Aim
Scan the records for the word "along". Copy each line that includes it.

Provided entries
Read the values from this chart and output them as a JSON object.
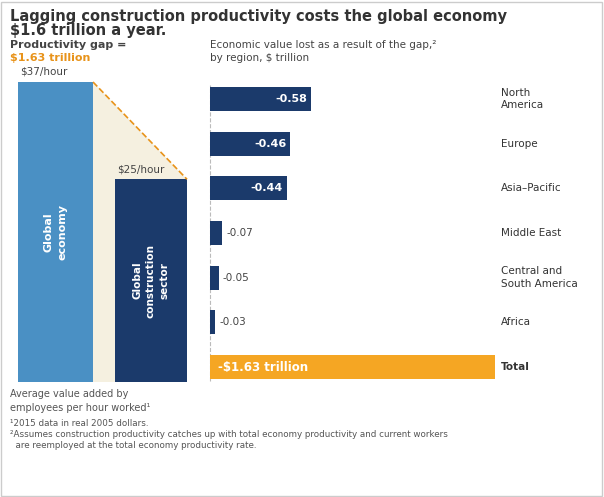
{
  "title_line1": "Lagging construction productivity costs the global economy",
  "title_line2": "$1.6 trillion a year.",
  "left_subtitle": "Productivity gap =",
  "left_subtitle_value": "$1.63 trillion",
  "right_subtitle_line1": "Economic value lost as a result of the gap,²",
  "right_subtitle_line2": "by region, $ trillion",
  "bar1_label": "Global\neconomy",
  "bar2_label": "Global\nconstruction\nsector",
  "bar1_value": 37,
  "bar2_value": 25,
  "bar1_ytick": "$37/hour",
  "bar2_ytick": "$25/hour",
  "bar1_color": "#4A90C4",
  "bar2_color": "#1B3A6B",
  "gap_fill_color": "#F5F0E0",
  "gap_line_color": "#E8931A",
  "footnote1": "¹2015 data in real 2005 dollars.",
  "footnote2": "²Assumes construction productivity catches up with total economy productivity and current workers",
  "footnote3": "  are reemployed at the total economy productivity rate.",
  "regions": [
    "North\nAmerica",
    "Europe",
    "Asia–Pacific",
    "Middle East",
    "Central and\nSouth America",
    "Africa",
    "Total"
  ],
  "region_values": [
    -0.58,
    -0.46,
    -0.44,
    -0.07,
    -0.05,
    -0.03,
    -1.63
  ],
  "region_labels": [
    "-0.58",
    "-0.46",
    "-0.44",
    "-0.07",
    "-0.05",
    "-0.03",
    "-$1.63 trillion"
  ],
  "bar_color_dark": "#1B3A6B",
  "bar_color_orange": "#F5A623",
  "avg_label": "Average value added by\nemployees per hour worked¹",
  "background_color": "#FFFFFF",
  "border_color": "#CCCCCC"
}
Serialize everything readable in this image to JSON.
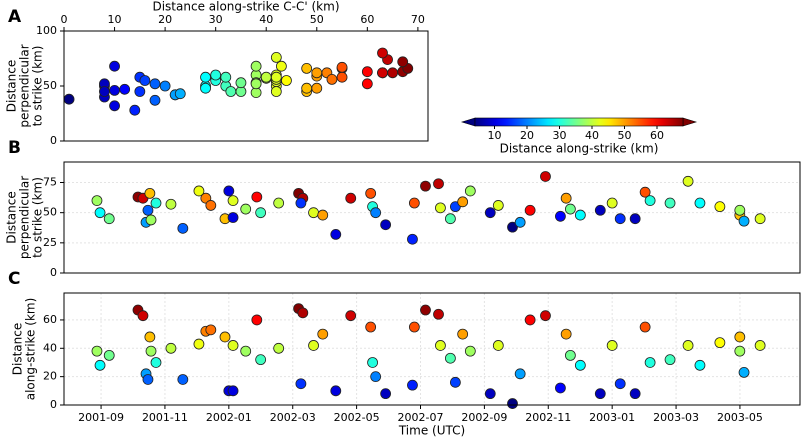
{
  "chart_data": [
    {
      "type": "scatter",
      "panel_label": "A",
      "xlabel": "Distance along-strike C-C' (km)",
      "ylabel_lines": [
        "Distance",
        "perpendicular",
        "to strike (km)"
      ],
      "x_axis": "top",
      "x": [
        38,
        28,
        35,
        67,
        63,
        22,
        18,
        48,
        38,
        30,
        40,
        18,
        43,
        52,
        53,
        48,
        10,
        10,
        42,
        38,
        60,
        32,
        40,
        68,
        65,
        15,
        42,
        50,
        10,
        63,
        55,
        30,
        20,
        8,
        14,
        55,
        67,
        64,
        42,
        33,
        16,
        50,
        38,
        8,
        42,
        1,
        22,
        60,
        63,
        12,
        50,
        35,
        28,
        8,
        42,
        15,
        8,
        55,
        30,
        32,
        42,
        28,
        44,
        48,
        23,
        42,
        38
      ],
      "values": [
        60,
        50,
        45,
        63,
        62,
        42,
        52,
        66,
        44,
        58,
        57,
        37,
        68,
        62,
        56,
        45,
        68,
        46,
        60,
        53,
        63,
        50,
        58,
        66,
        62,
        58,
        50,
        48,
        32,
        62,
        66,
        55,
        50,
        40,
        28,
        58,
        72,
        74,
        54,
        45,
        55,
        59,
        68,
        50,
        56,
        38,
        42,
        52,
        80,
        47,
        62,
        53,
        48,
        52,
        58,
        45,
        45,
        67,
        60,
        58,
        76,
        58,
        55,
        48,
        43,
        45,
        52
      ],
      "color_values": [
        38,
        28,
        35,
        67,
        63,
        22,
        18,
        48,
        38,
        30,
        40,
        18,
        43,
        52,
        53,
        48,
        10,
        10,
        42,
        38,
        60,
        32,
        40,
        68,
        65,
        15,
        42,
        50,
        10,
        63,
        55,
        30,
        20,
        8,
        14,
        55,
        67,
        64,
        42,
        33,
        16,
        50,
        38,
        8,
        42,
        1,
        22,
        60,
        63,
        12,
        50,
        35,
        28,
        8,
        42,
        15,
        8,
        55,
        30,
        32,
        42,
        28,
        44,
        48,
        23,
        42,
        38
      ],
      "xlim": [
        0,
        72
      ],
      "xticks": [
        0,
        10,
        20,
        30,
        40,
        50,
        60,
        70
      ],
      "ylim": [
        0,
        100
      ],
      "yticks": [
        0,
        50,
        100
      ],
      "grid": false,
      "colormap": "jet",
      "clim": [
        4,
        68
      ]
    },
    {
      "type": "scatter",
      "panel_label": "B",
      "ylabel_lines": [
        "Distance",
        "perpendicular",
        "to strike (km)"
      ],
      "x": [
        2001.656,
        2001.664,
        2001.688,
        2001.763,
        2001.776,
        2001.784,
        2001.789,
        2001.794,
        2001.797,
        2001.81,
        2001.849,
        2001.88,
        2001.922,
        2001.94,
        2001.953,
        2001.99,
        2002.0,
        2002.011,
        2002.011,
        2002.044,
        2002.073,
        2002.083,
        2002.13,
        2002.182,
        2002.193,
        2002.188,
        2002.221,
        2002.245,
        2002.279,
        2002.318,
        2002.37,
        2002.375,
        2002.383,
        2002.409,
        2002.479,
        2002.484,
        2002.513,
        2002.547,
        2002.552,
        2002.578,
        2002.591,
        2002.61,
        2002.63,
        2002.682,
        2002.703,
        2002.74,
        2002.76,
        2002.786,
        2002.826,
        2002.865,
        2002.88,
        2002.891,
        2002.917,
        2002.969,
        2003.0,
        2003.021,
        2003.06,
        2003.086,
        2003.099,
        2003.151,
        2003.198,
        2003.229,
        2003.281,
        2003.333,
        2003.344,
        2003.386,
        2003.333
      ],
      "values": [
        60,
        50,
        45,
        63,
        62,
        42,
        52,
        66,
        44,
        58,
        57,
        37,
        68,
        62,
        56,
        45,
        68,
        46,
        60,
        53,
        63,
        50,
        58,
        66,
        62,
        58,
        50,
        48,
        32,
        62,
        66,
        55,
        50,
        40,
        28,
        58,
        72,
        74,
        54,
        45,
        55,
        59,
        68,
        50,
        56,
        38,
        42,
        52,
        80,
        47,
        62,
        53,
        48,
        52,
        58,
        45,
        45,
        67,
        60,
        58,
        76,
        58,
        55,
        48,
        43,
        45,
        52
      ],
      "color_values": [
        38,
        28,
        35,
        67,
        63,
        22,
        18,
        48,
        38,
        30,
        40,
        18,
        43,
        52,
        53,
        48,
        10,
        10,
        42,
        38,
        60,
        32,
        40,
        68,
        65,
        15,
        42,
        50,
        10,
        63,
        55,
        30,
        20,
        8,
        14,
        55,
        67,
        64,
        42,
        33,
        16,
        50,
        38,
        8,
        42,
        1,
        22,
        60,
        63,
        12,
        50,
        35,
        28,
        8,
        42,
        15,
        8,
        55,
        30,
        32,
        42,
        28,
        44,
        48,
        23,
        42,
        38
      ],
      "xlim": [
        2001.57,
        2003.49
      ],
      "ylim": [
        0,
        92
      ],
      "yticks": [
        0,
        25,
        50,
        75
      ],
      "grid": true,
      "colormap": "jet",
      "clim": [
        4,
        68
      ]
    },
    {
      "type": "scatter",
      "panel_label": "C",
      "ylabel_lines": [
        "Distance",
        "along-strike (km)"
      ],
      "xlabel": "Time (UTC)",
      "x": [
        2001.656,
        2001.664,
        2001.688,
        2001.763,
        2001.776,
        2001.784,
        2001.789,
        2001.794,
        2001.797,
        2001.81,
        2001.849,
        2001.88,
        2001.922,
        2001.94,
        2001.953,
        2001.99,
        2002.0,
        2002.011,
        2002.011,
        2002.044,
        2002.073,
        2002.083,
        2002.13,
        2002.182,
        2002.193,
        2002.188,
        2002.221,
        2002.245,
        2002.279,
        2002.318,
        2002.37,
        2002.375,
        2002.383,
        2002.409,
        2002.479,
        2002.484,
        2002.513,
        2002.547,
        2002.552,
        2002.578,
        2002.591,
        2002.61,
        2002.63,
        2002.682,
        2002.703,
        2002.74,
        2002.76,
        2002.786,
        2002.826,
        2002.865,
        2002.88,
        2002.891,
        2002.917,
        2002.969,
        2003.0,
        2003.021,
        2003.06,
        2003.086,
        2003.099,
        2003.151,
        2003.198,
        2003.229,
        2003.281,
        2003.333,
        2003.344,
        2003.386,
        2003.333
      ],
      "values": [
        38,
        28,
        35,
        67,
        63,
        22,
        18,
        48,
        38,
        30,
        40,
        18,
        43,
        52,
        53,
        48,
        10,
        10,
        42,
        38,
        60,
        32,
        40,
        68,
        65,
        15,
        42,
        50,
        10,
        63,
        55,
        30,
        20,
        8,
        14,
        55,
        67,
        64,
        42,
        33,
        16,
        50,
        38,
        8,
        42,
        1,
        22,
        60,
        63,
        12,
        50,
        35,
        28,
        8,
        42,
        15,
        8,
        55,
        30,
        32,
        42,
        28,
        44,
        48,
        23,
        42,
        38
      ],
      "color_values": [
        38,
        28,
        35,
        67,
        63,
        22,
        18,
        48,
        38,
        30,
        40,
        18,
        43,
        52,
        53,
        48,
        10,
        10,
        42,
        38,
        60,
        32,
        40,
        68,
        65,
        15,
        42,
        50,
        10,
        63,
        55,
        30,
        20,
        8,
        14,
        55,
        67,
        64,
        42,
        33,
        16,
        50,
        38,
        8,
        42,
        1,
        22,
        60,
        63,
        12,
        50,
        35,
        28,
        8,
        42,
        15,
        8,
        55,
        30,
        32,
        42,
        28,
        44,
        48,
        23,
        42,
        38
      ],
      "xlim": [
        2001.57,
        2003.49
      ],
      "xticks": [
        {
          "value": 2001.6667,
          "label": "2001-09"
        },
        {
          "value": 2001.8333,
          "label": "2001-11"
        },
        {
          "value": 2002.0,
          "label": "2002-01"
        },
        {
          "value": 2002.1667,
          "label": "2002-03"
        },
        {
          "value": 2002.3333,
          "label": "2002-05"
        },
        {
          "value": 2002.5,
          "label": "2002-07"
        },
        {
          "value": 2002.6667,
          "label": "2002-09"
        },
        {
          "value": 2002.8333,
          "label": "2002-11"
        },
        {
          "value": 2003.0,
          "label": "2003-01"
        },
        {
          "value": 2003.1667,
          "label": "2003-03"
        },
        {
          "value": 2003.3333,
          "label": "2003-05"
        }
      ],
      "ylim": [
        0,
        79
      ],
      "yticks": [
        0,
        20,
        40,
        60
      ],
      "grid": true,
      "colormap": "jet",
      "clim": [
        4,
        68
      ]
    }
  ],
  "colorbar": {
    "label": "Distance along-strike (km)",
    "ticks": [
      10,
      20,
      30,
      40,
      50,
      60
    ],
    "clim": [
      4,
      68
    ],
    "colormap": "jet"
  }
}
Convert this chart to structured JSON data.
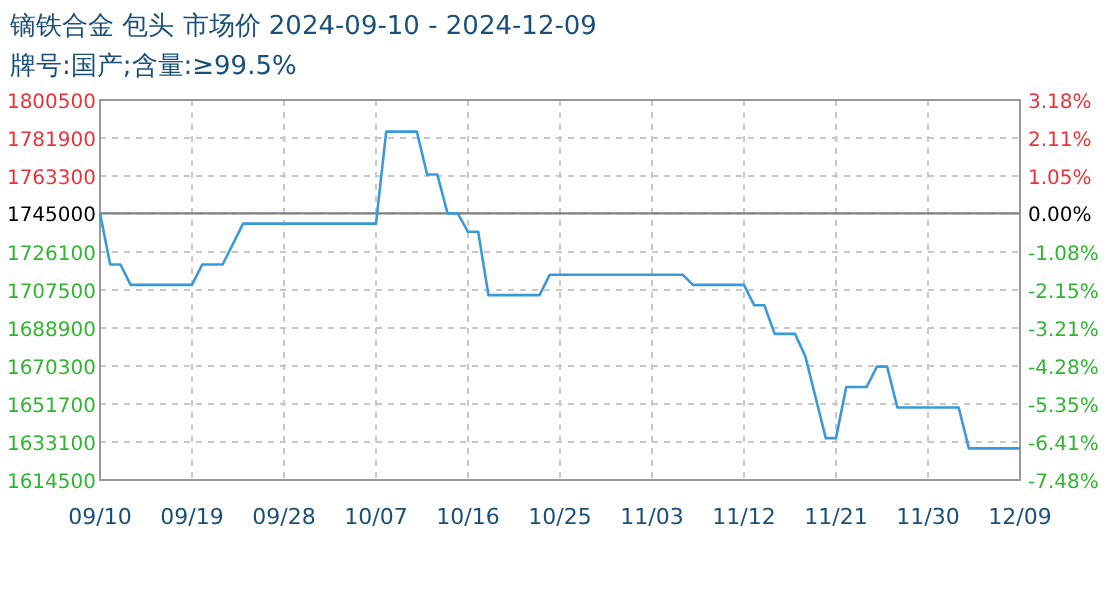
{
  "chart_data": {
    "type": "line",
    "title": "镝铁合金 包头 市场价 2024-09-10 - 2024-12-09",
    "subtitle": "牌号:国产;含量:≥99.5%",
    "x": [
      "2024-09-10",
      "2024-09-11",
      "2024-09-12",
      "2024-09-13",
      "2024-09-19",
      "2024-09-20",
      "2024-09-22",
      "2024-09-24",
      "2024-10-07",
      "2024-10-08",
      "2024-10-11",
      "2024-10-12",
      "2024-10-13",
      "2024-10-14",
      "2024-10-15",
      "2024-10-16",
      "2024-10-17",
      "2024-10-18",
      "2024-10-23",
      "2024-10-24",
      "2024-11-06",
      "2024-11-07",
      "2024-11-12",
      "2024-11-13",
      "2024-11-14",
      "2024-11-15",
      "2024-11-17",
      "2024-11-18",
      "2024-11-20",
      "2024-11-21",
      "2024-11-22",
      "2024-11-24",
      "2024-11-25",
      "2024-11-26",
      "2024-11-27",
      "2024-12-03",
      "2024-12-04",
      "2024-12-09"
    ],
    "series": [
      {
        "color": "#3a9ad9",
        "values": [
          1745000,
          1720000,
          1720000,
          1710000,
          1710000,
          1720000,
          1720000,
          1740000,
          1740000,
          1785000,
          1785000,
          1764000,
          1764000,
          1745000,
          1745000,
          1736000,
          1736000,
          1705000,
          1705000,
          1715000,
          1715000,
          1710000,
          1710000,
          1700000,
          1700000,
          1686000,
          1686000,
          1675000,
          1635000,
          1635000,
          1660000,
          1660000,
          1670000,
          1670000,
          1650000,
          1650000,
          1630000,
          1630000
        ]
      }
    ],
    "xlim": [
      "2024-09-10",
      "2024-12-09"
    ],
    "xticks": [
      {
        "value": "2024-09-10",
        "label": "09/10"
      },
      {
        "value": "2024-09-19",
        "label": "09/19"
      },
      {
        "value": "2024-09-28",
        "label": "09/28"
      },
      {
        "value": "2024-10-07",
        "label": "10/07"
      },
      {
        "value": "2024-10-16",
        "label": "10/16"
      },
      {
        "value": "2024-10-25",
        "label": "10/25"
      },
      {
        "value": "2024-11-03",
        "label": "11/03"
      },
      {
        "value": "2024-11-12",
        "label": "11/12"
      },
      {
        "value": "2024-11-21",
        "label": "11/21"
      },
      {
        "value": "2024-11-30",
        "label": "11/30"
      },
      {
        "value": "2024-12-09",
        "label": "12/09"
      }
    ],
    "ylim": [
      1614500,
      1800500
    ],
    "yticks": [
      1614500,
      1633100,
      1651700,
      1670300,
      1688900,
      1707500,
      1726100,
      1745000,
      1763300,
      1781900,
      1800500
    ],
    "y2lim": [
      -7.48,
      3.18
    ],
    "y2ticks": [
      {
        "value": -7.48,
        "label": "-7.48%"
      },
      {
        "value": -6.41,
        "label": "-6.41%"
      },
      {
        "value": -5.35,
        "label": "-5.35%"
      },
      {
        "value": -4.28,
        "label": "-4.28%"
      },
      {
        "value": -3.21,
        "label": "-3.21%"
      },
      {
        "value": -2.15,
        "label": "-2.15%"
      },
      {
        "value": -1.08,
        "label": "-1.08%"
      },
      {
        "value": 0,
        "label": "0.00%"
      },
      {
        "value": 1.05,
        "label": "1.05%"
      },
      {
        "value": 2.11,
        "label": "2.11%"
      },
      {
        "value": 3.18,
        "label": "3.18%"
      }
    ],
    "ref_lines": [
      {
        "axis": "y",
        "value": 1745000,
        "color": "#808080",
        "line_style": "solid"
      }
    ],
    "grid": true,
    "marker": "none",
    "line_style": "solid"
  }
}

Reply
      "xlabel": "Distance along-strike C-C' (km)",
        "along-strike (km)"
    "label": "Distance along-strike (km)",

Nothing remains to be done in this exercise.